Records about charts and figures:
****
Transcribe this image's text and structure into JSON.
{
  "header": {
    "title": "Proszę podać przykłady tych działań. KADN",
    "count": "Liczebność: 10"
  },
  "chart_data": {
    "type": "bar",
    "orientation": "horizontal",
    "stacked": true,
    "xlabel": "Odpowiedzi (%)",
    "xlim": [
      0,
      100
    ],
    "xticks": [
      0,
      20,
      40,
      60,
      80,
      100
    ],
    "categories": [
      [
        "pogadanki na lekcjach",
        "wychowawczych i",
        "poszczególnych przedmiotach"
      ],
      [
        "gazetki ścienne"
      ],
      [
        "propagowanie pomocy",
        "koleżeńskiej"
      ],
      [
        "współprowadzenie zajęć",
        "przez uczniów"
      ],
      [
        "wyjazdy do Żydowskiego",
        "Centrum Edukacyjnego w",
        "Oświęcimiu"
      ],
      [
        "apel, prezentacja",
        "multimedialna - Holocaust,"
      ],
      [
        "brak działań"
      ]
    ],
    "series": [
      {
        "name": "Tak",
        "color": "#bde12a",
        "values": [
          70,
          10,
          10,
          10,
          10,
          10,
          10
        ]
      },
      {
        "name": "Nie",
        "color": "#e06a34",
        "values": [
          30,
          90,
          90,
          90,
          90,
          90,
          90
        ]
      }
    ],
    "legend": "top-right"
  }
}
****
| Aim |
Copy each line of the data that contains the word "działań".

| Complete output |
    "title": "Proszę podać przykłady tych działań. KADN",
        "brak działań"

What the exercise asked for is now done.